#### DATASET ROWS
============================================================

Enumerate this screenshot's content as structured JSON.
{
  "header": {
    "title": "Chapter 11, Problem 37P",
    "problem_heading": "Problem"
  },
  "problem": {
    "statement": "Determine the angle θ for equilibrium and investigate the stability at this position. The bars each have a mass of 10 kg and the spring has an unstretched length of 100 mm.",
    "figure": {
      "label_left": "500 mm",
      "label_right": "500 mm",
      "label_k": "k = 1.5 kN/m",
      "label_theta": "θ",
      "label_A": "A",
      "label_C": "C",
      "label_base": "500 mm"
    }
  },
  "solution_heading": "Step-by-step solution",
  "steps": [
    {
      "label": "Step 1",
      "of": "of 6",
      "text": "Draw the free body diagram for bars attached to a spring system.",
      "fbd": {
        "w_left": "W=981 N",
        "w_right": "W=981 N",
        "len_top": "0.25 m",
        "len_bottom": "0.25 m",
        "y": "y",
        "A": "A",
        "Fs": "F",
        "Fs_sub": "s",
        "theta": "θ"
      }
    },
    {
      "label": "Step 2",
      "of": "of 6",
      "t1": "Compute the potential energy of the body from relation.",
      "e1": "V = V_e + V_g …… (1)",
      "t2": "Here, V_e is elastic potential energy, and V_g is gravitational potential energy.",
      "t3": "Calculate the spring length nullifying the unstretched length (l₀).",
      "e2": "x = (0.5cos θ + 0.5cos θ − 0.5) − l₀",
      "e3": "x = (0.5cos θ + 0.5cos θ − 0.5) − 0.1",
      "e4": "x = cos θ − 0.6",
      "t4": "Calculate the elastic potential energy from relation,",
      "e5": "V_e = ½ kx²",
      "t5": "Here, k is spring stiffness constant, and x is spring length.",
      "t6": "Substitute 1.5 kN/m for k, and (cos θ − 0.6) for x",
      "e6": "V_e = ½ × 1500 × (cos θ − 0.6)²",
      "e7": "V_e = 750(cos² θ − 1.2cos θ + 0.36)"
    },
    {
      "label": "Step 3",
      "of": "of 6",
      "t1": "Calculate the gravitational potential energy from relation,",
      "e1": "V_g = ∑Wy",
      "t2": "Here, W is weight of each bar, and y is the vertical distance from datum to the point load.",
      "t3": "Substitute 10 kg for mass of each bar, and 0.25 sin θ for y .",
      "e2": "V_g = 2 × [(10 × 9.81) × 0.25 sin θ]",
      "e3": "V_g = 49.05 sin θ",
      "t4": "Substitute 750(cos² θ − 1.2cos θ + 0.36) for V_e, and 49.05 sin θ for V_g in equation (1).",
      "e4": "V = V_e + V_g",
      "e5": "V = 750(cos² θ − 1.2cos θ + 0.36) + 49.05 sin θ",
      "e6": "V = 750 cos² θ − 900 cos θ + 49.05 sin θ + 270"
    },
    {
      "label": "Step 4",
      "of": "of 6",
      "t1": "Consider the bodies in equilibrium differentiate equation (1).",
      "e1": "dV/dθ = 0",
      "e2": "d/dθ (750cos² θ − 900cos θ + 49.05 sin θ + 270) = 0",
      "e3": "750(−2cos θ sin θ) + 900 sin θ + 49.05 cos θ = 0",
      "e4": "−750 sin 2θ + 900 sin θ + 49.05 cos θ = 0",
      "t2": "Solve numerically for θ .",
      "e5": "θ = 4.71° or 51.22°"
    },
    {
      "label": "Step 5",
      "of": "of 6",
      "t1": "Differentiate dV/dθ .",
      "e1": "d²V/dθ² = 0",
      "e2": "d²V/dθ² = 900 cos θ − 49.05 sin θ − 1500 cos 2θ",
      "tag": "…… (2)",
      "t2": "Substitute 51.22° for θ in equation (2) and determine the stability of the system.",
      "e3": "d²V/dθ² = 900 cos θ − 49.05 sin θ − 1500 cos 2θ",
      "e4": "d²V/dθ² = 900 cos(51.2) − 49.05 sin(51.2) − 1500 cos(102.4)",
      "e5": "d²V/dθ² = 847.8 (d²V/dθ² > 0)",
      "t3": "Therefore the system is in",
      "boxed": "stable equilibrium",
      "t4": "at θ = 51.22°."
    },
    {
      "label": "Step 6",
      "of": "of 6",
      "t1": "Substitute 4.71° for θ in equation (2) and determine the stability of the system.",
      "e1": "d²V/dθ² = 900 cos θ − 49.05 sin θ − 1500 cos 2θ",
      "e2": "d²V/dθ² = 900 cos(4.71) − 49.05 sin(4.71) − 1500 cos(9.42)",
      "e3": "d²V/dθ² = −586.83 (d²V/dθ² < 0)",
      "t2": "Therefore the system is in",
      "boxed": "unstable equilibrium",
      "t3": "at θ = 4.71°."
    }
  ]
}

============================================================

#### TASK STATEMENT
Return the listing above word for word.

#### WORKED SOLUTION
Enumerate this screenshot's content as structured JSON.
{
  "header": {
    "title": "Chapter 11, Problem 37P",
    "problem_heading": "Problem"
  },
  "problem": {
    "statement": "Determine the angle θ for equilibrium and investigate the stability at this position. The bars each have a mass of 10 kg and the spring has an unstretched length of 100 mm.",
    "figure": {
      "label_left": "500 mm",
      "label_right": "500 mm",
      "label_k": "k = 1.5 kN/m",
      "label_theta": "θ",
      "label_A": "A",
      "label_C": "C",
      "label_base": "500 mm"
    }
  },
  "solution_heading": "Step-by-step solution",
  "steps": [
    {
      "label": "Step 1",
      "of": "of 6",
      "text": "Draw the free body diagram for bars attached to a spring system.",
      "fbd": {
        "w_left": "W=981 N",
        "w_right": "W=981 N",
        "len_top": "0.25 m",
        "len_bottom": "0.25 m",
        "y": "y",
        "A": "A",
        "Fs": "F",
        "Fs_sub": "s",
        "theta": "θ"
      }
    },
    {
      "label": "Step 2",
      "of": "of 6",
      "t1": "Compute the potential energy of the body from relation.",
      "e1": "V = V_e + V_g …… (1)",
      "t2": "Here, V_e is elastic potential energy, and V_g is gravitational potential energy.",
      "t3": "Calculate the spring length nullifying the unstretched length (l₀).",
      "e2": "x = (0.5cos θ + 0.5cos θ − 0.5) − l₀",
      "e3": "x = (0.5cos θ + 0.5cos θ − 0.5) − 0.1",
      "e4": "x = cos θ − 0.6",
      "t4": "Calculate the elastic potential energy from relation,",
      "e5": "V_e = ½ kx²",
      "t5": "Here, k is spring stiffness constant, and x is spring length.",
      "t6": "Substitute 1.5 kN/m for k, and (cos θ − 0.6) for x",
      "e6": "V_e = ½ × 1500 × (cos θ − 0.6)²",
      "e7": "V_e = 750(cos² θ − 1.2cos θ + 0.36)"
    },
    {
      "label": "Step 3",
      "of": "of 6",
      "t1": "Calculate the gravitational potential energy from relation,",
      "e1": "V_g = ∑Wy",
      "t2": "Here, W is weight of each bar, and y is the vertical distance from datum to the point load.",
      "t3": "Substitute 10 kg for mass of each bar, and 0.25 sin θ for y .",
      "e2": "V_g = 2 × [(10 × 9.81) × 0.25 sin θ]",
      "e3": "V_g = 49.05 sin θ",
      "t4": "Substitute 750(cos² θ − 1.2cos θ + 0.36) for V_e, and 49.05 sin θ for V_g in equation (1).",
      "e4": "V = V_e + V_g",
      "e5": "V = 750(cos² θ − 1.2cos θ + 0.36) + 49.05 sin θ",
      "e6": "V = 750 cos² θ − 900 cos θ + 49.05 sin θ + 270"
    },
    {
      "label": "Step 4",
      "of": "of 6",
      "t1": "Consider the bodies in equilibrium differentiate equation (1).",
      "e1": "dV/dθ = 0",
      "e2": "d/dθ (750cos² θ − 900cos θ + 49.05 sin θ + 270) = 0",
      "e3": "750(−2cos θ sin θ) + 900 sin θ + 49.05 cos θ = 0",
      "e4": "−750 sin 2θ + 900 sin θ + 49.05 cos θ = 0",
      "t2": "Solve numerically for θ .",
      "e5": "θ = 4.71° or 51.22°"
    },
    {
      "label": "Step 5",
      "of": "of 6",
      "t1": "Differentiate dV/dθ .",
      "e1": "d²V/dθ² = 0",
      "e2": "d²V/dθ² = 900 cos θ − 49.05 sin θ − 1500 cos 2θ",
      "tag": "…… (2)",
      "t2": "Substitute 51.22° for θ in equation (2) and determine the stability of the system.",
      "e3": "d²V/dθ² = 900 cos θ − 49.05 sin θ − 1500 cos 2θ",
      "e4": "d²V/dθ² = 900 cos(51.2) − 49.05 sin(51.2) − 1500 cos(102.4)",
      "e5": "d²V/dθ² = 847.8 (d²V/dθ² > 0)",
      "t3": "Therefore the system is in",
      "boxed": "stable equilibrium",
      "t4": "at θ = 51.22°."
    },
    {
      "label": "Step 6",
      "of": "of 6",
      "t1": "Substitute 4.71° for θ in equation (2) and determine the stability of the system.",
      "e1": "d²V/dθ² = 900 cos θ − 49.05 sin θ − 1500 cos 2θ",
      "e2": "d²V/dθ² = 900 cos(4.71) − 49.05 sin(4.71) − 1500 cos(9.42)",
      "e3": "d²V/dθ² = −586.83 (d²V/dθ² < 0)",
      "t2": "Therefore the system is in",
      "boxed": "unstable equilibrium",
      "t3": "at θ = 4.71°."
    }
  ]
}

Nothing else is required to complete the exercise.